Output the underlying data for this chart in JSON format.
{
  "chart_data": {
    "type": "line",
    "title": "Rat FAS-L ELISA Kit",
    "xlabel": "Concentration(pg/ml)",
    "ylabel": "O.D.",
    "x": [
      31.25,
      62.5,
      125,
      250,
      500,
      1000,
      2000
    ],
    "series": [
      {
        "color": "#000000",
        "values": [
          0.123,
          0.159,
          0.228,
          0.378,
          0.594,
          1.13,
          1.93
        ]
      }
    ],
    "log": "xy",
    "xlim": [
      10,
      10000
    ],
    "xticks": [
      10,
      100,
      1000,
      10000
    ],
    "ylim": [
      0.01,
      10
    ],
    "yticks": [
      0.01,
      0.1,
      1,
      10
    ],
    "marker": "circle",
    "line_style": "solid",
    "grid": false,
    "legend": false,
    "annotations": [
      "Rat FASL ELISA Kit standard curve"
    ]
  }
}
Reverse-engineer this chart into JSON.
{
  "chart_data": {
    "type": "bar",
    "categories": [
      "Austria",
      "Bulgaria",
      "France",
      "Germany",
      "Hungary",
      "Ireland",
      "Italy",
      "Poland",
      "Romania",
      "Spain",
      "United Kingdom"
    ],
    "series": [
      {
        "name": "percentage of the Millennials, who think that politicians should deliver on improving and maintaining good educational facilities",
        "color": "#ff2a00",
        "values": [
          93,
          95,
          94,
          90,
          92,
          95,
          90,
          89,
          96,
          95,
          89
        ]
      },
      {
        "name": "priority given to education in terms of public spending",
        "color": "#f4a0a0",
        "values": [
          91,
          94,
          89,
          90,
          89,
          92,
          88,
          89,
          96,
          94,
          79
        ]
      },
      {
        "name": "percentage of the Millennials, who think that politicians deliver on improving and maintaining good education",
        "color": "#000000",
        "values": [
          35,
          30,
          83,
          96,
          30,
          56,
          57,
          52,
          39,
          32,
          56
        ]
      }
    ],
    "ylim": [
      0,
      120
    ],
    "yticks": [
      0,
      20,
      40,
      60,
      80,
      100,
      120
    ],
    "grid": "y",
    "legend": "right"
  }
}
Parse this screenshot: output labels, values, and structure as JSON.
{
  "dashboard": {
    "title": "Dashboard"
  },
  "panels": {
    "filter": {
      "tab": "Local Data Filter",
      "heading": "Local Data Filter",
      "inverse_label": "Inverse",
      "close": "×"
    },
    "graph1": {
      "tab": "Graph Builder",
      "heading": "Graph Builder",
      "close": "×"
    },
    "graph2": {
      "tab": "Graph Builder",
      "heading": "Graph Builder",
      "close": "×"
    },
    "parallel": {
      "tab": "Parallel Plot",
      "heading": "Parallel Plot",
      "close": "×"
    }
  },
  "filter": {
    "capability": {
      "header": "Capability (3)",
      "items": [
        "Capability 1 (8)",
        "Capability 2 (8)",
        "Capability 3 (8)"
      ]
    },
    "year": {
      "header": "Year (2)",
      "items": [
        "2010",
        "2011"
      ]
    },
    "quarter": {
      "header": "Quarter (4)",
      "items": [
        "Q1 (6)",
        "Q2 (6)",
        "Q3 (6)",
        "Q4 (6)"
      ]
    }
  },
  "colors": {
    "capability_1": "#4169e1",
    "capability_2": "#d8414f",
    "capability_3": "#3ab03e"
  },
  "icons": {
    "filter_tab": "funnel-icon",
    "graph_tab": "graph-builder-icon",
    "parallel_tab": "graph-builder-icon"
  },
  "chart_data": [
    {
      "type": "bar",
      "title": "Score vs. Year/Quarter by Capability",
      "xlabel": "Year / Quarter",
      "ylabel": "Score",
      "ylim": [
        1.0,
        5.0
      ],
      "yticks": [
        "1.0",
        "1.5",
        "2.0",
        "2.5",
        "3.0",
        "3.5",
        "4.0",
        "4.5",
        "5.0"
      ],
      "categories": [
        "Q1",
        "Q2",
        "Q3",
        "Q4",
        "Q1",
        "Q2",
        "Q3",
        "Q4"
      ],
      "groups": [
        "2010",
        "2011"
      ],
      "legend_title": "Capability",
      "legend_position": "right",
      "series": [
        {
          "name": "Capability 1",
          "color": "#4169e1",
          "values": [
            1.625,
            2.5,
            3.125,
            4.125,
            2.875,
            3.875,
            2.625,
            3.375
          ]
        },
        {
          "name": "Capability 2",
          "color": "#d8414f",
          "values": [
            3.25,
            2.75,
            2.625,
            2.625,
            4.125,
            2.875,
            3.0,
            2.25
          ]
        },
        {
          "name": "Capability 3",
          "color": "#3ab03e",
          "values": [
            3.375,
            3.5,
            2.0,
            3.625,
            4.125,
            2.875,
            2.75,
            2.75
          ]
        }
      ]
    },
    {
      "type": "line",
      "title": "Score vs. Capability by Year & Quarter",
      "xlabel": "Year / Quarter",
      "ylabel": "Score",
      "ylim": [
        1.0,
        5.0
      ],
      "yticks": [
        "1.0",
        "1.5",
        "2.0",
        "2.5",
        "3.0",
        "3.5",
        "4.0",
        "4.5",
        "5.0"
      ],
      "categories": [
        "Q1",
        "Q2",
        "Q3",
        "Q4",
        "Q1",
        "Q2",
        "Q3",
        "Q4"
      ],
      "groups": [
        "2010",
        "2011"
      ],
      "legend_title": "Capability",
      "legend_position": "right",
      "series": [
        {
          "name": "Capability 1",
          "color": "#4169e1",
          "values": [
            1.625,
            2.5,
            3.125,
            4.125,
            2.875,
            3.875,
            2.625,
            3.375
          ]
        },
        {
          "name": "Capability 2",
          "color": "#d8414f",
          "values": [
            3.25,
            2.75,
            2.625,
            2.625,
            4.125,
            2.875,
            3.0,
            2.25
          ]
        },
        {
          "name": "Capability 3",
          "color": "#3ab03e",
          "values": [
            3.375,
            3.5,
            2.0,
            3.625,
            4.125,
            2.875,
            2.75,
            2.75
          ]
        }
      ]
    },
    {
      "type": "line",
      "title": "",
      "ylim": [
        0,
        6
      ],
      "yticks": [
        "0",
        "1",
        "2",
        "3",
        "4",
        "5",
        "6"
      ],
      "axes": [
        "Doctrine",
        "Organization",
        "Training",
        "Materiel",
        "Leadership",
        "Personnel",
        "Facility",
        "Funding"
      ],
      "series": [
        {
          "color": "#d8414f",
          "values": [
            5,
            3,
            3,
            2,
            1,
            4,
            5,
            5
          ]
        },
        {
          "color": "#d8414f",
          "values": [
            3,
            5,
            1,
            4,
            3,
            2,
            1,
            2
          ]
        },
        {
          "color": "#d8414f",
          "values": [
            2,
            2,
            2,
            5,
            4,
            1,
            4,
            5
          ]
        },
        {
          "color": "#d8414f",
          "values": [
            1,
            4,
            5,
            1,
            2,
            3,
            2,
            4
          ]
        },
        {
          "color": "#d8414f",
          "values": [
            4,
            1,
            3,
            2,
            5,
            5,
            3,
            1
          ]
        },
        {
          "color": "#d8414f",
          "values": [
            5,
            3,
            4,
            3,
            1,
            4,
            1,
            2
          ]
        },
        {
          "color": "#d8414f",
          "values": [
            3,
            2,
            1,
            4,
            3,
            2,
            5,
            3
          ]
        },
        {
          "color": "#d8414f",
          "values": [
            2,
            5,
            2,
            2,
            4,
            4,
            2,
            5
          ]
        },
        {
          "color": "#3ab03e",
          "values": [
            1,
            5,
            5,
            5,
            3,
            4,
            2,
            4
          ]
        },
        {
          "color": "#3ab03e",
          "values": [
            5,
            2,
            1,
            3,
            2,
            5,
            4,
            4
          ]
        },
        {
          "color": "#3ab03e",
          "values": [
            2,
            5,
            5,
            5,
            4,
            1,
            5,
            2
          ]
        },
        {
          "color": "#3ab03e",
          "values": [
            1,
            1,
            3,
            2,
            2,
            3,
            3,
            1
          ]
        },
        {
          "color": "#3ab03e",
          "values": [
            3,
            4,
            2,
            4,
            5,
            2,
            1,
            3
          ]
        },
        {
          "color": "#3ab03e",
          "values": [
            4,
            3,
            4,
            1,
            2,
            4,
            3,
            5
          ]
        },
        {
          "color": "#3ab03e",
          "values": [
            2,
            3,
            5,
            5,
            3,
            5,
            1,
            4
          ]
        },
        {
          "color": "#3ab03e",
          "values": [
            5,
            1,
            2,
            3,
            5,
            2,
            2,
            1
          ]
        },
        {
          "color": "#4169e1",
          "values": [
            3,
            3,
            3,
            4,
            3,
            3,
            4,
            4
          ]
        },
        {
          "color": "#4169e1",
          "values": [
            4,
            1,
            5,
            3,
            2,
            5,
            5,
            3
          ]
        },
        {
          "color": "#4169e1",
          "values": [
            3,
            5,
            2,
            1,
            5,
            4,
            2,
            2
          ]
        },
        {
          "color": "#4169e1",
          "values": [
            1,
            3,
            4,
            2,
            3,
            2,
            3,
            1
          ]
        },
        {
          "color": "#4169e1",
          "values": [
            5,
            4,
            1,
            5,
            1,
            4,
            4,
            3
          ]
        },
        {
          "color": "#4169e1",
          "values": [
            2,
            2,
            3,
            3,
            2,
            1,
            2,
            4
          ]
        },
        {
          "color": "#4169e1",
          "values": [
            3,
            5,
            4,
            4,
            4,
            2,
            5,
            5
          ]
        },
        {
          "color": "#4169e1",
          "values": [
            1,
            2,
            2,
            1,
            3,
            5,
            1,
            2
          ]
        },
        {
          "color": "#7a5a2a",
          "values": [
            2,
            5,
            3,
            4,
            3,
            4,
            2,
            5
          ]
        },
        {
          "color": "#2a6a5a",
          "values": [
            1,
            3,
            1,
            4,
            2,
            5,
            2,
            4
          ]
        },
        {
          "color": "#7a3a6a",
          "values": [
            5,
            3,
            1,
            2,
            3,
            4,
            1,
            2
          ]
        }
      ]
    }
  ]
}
****************
Point out every line holding the string "header" and copy it.

**SOLVED PROBLEM**.
      "header": "Capability (3)",
      "header": "Year (2)",
      "header": "Quarter (4)",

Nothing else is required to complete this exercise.